▶ _WHAT TO WORK ON_
Extract the entries in their exact form.

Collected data

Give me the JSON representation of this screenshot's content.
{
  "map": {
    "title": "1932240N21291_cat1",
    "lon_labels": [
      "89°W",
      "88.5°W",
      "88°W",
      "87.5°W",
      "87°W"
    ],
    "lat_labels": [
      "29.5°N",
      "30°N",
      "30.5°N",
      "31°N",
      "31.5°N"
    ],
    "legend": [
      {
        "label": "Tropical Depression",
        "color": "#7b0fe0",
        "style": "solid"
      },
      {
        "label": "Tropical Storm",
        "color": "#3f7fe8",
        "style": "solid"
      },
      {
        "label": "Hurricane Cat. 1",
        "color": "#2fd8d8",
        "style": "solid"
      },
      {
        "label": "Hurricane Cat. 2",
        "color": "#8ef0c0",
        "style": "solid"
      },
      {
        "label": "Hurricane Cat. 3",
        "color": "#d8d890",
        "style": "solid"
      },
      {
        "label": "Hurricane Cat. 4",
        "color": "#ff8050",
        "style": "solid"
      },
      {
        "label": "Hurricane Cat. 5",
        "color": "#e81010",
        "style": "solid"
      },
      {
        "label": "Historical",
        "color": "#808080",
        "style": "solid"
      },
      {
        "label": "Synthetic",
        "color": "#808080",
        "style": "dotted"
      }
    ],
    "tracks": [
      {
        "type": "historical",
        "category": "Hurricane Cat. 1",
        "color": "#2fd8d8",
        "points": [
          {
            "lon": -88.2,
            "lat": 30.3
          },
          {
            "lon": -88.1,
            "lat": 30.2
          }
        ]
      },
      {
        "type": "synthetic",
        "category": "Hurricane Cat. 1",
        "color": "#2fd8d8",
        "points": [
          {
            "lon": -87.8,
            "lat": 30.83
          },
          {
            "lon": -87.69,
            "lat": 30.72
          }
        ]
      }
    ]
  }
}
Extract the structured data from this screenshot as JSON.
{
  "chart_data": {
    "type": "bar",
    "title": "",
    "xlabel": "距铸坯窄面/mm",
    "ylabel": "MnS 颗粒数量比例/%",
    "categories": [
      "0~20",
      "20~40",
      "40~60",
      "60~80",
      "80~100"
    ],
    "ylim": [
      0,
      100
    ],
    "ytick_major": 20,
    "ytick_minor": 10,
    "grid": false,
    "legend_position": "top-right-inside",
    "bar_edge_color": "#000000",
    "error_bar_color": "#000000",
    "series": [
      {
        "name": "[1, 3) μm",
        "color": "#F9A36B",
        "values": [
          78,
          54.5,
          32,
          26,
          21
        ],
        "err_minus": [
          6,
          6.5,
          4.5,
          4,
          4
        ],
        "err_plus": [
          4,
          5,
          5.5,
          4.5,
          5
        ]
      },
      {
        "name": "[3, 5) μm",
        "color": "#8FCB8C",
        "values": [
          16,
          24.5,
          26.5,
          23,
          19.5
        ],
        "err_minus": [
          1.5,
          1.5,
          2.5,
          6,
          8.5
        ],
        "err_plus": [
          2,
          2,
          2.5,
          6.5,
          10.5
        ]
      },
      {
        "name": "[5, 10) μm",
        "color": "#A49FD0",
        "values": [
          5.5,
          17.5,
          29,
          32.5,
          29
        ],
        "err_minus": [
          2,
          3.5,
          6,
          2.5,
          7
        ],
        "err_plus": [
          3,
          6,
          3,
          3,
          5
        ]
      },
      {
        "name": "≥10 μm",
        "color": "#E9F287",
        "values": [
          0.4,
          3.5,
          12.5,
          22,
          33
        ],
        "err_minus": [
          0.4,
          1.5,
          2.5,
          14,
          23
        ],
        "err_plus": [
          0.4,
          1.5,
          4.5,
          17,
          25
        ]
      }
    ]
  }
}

▶ _ANSWER_
Give me the JSON representation of this screenshot's content.
{
  "map": {
    "title": "1932240N21291_cat1",
    "lon_labels": [
      "89°W",
      "88.5°W",
      "88°W",
      "87.5°W",
      "87°W"
    ],
    "lat_labels": [
      "29.5°N",
      "30°N",
      "30.5°N",
      "31°N",
      "31.5°N"
    ],
    "legend": [
      {
        "label": "Tropical Depression",
        "color": "#7b0fe0",
        "style": "solid"
      },
      {
        "label": "Tropical Storm",
        "color": "#3f7fe8",
        "style": "solid"
      },
      {
        "label": "Hurricane Cat. 1",
        "color": "#2fd8d8",
        "style": "solid"
      },
      {
        "label": "Hurricane Cat. 2",
        "color": "#8ef0c0",
        "style": "solid"
      },
      {
        "label": "Hurricane Cat. 3",
        "color": "#d8d890",
        "style": "solid"
      },
      {
        "label": "Hurricane Cat. 4",
        "color": "#ff8050",
        "style": "solid"
      },
      {
        "label": "Hurricane Cat. 5",
        "color": "#e81010",
        "style": "solid"
      },
      {
        "label": "Historical",
        "color": "#808080",
        "style": "solid"
      },
      {
        "label": "Synthetic",
        "color": "#808080",
        "style": "dotted"
      }
    ],
    "tracks": [
      {
        "type": "historical",
        "category": "Hurricane Cat. 1",
        "color": "#2fd8d8",
        "points": [
          {
            "lon": -88.2,
            "lat": 30.3
          },
          {
            "lon": -88.1,
            "lat": 30.2
          }
        ]
      },
      {
        "type": "synthetic",
        "category": "Hurricane Cat. 1",
        "color": "#2fd8d8",
        "points": [
          {
            "lon": -87.8,
            "lat": 30.83
          },
          {
            "lon": -87.69,
            "lat": 30.72
          }
        ]
      }
    ]
  }
}
Extract the structured data from this screenshot as JSON.
{
  "chart_data": {
    "type": "bar",
    "title": "",
    "xlabel": "距铸坯窄面/mm",
    "ylabel": "MnS 颗粒数量比例/%",
    "categories": [
      "0~20",
      "20~40",
      "40~60",
      "60~80",
      "80~100"
    ],
    "ylim": [
      0,
      100
    ],
    "ytick_major": 20,
    "ytick_minor": 10,
    "grid": false,
    "legend_position": "top-right-inside",
    "bar_edge_color": "#000000",
    "error_bar_color": "#000000",
    "series": [
      {
        "name": "[1, 3) μm",
        "color": "#F9A36B",
        "values": [
          78,
          54.5,
          32,
          26,
          21
        ],
        "err_minus": [
          6,
          6.5,
          4.5,
          4,
          4
        ],
        "err_plus": [
          4,
          5,
          5.5,
          4.5,
          5
        ]
      },
      {
        "name": "[3, 5) μm",
        "color": "#8FCB8C",
        "values": [
          16,
          24.5,
          26.5,
          23,
          19.5
        ],
        "err_minus": [
          1.5,
          1.5,
          2.5,
          6,
          8.5
        ],
        "err_plus": [
          2,
          2,
          2.5,
          6.5,
          10.5
        ]
      },
      {
        "name": "[5, 10) μm",
        "color": "#A49FD0",
        "values": [
          5.5,
          17.5,
          29,
          32.5,
          29
        ],
        "err_minus": [
          2,
          3.5,
          6,
          2.5,
          7
        ],
        "err_plus": [
          3,
          6,
          3,
          3,
          5
        ]
      },
      {
        "name": "≥10 μm",
        "color": "#E9F287",
        "values": [
          0.4,
          3.5,
          12.5,
          22,
          33
        ],
        "err_minus": [
          0.4,
          1.5,
          2.5,
          14,
          23
        ],
        "err_plus": [
          0.4,
          1.5,
          4.5,
          17,
          25
        ]
      }
    ]
  }
}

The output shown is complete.